## What you need to do
Copy out the lines that include the word "的取值范围是".

## Recorded information
>>>>>
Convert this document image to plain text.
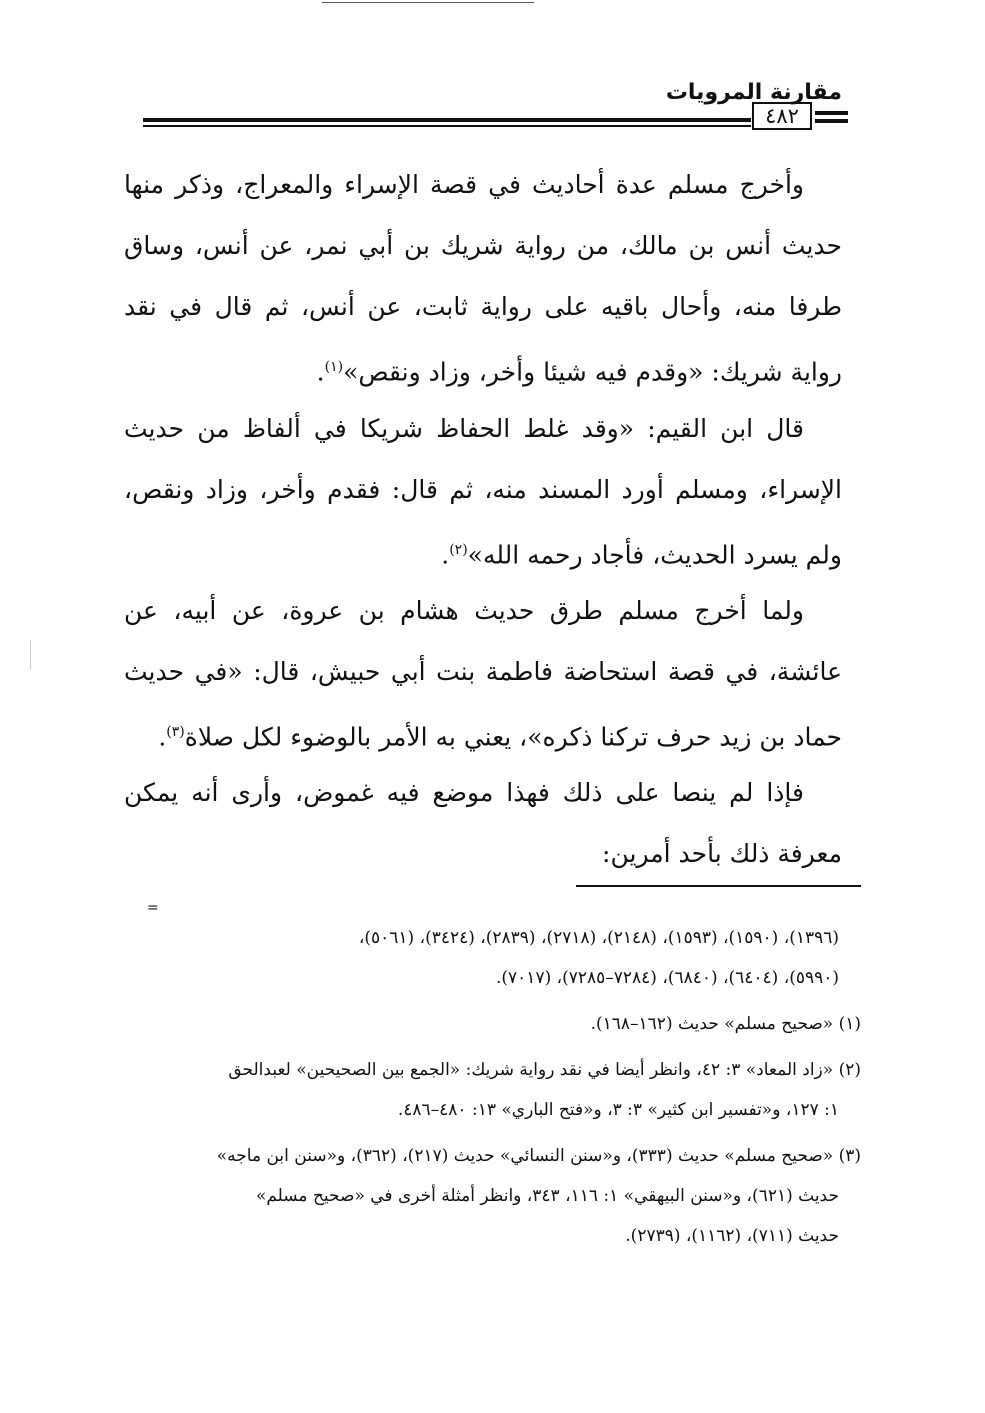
مقارنة المرويات
٤٨٢

وأخرج مسلم عدة أحاديث في قصة الإسراء والمعراج، وذكر منها حديث أنس بن مالك، من رواية شريك بن أبي نمر، عن أنس، وساق طرفا منه، وأحال باقيه على رواية ثابت، عن أنس، ثم قال في نقد رواية شريك: «وقدم فيه شيئا وأخر، وزاد ونقص»$^{(١)}$.

قال ابن القيم: «وقد غلط الحفاظ شريكا في ألفاظ من حديث الإسراء، ومسلم أورد المسند منه، ثم قال: فقدم وأخر، وزاد ونقص، ولم يسرد الحديث، فأجاد رحمه الله»$^{(٢)}$.

ولما أخرج مسلم طرق حديث هشام بن عروة، عن أبيه، عن عائشة، في قصة استحاضة فاطمة بنت أبي حبيش، قال: «في حديث حماد بن زيد حرف تركنا ذكره»، يعني به الأمر بالوضوء لكل صلاة$^{(٣)}$.

فإذا لم ينصا على ذلك فهذا موضع فيه غموض، وأرى أنه يمكن معرفة ذلك بأحد أمرين:

=

(١٣٩٦)، (١٥٩٠)، (١٥٩٣)، (٢١٤٨)، (٢٧١٨)، (٢٨٣٩)، (٣٤٢٤)، (٥٠٦١)،

(٥٩٩٠)، (٦٤٠٤)، (٦٨٤٠)، (٧٢٨٤–٧٢٨٥)، (٧٠١٧).

(١) «صحيح مسلم» حديث (١٦٢–١٦٨).

(٢) «زاد المعاد» ٣: ٤٢، وانظر أيضا في نقد رواية شريك: «الجمع بين الصحيحين» لعبدالحق

١: ١٢٧، و«تفسير ابن كثير» ٣: ٣، و«فتح الباري» ١٣: ٤٨٠–٤٨٦.

(٣) «صحيح مسلم» حديث (٣٣٣)، و«سنن النسائي» حديث (٢١٧)، (٣٦٢)، و«سنن ابن ماجه»

حديث (٦٢١)، و«سنن البيهقي» ١: ١١٦، ٣٤٣، وانظر أمثلة أخرى في «صحيح مسلم»

حديث (٧١١)، (١١٦٢)، (٢٧٣٩).
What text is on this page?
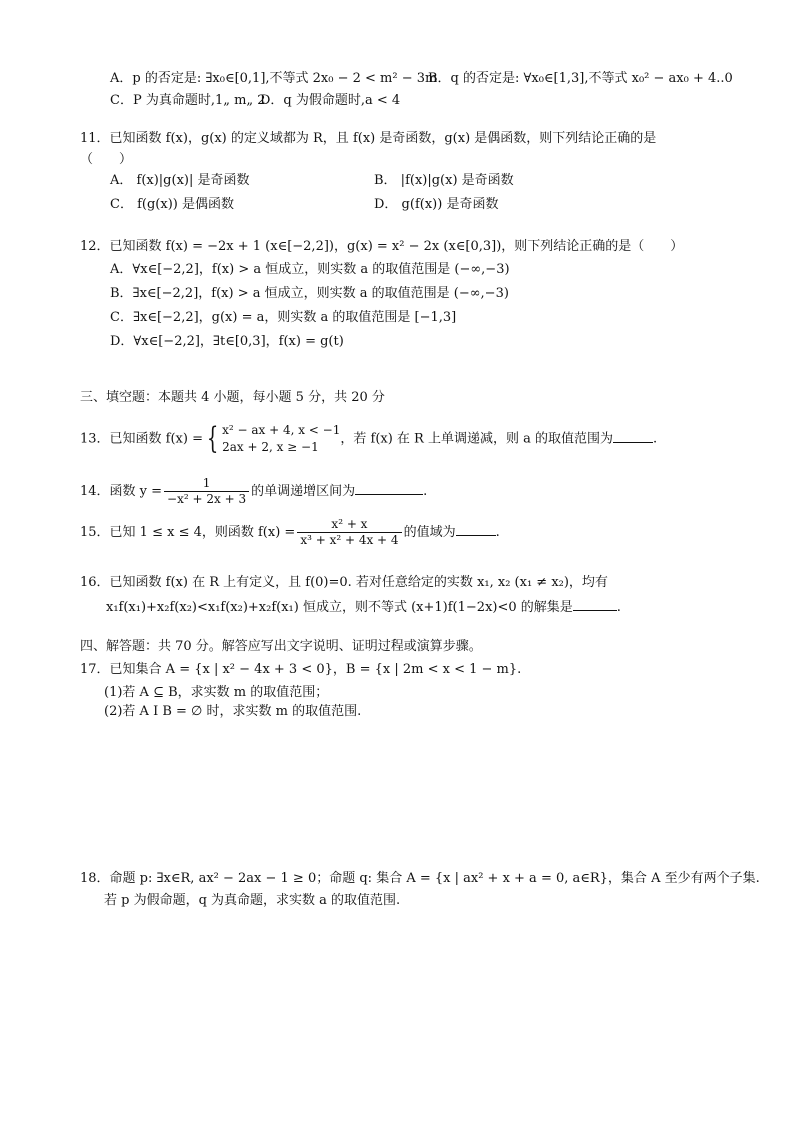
A．p 的否定是: ∃x₀∈[0,1],不等式 2x₀ − 2 < m² − 3m
B．q 的否定是: ∀x₀∈[1,3],不等式 x₀² − ax₀ + 4..0
C．P 为真命题时,1„ m„ 2
D．q 为假命题时,a < 4
11．已知函数 f(x)，g(x) 的定义域都为 R，且 f(x) 是奇函数，g(x) 是偶函数，则下列结论正确的是
（　　）
A． f(x)|g(x)| 是奇函数	B． |f(x)|g(x) 是奇函数
C． f(g(x)) 是偶函数	D． g(f(x)) 是奇函数
12．已知函数 f(x) = −2x + 1 (x∈[−2,2])，g(x) = x² − 2x (x∈[0,3])，则下列结论正确的是（　　）
A．∀x∈[−2,2]，f(x) > a 恒成立，则实数 a 的取值范围是 (−∞,−3)
B．∃x∈[−2,2]，f(x) > a 恒成立，则实数 a 的取值范围是 (−∞,−3)
C．∃x∈[−2,2]，g(x) = a，则实数 a 的取值范围是 [−1,3]
D．∀x∈[−2,2]，∃t∈[0,3]，f(x) = g(t)
三、填空题：本题共 4 小题，每小题 5 分，共 20 分
13．已知函数 f(x) = { x² − ax + 4, x < −1
2ax + 2, x ≥ −1
，若 f(x) 在 R 上单调递减，则 a 的取值范围为	.
14．函数 $y = \frac{1}{\text{−x² + 2x + 3}}$ 的单调递增区间为	.
15．已知 1 ≤ x ≤ 4，则函数 $f(x) = \frac{\text{x² + x}}{\text{x³ + x² + 4x + 4}}$ 的值域为	.
16．已知函数 f(x) 在 R 上有定义，且 f(0)=0. 若对任意给定的实数 x₁, x₂ (x₁ ≠ x₂)，均有
x₁f(x₁)+x₂f(x₂)<x₁f(x₂)+x₂f(x₁) 恒成立，则不等式 (x+1)f(1−2x)<0 的解集是	.
四、解答题：共 70 分。解答应写出文字说明、证明过程或演算步骤。
17．已知集合 A = {x | x² − 4x + 3 < 0}，B = {x | 2m < x < 1 − m}.
(1)若 A ⊆ B，求实数 m 的取值范围；
(2)若 A I B = ∅ 时，求实数 m 的取值范围.
18．命题 p: ∃x∈R, ax² − 2ax − 1 ≥ 0；命题 q: 集合 A = {x | ax² + x + a = 0, a∈R}，集合 A 至少有两个子集.
若 p 为假命题，q 为真命题，求实数 a 的取值范围.
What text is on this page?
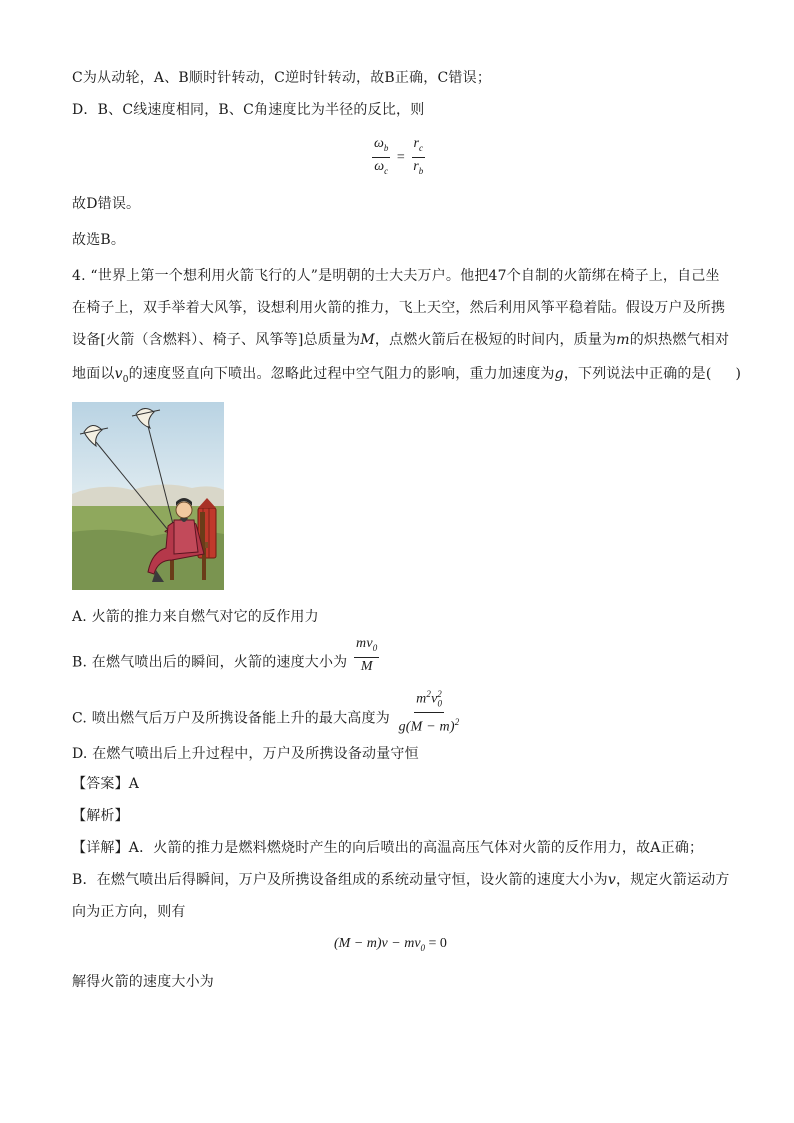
C为从动轮，A、B顺时针转动，C逆时针转动，故B正确，C错误；
D．B、C线速度相同，B、C角速度比为半径的反比，则
$\frac{\omega_b}{\omega_c} = \frac{r_c}{r_b}$
故D错误。
故选B。
4. “世界上第一个想利用火箭飞行的人”是明朝的士大夫万户。他把47个自制的火箭绑在椅子上，自己坐
在椅子上，双手举着大风筝，设想利用火箭的推力，飞上天空，然后利用风筝平稳着陆。假设万户及所携
设备[火箭（含燃料）、椅子、风筝等]总质量为M，点燃火箭后在极短的时间内，质量为m的炽热燃气相对
地面以$v_0$的速度竖直向下喷出。忽略此过程中空气阻力的影响，重力加速度为g，下列说法中正确的是( )
A. 火箭的推力来自燃气对它的反作用力
B. 在燃气喷出后的瞬间，火箭的速度大小为 $\frac{mv_0}{M}$
C. 喷出燃气后万户及所携设备能上升的最大高度为 $\frac{m^2v_0^2}{g(M - m)^2}$
D. 在燃气喷出后上升过程中，万户及所携设备动量守恒
【答案】A
【解析】
【详解】A．火箭的推力是燃料燃烧时产生的向后喷出的高温高压气体对火箭的反作用力，故A正确；
B．在燃气喷出后得瞬间，万户及所携设备组成的系统动量守恒，设火箭的速度大小为v，规定火箭运动方
向为正方向，则有
$(M - m)v - mv_0 = 0$
解得火箭的速度大小为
<<<<<
## Solution
A．∀x∈[−2,2]，f(x) > a 恒成立，则实数 a 的取值范围是 (−∞,−3)
B．∃x∈[−2,2]，f(x) > a 恒成立，则实数 a 的取值范围是 (−∞,−3)
C．∃x∈[−2,2]，g(x) = a，则实数 a 的取值范围是 [−1,3]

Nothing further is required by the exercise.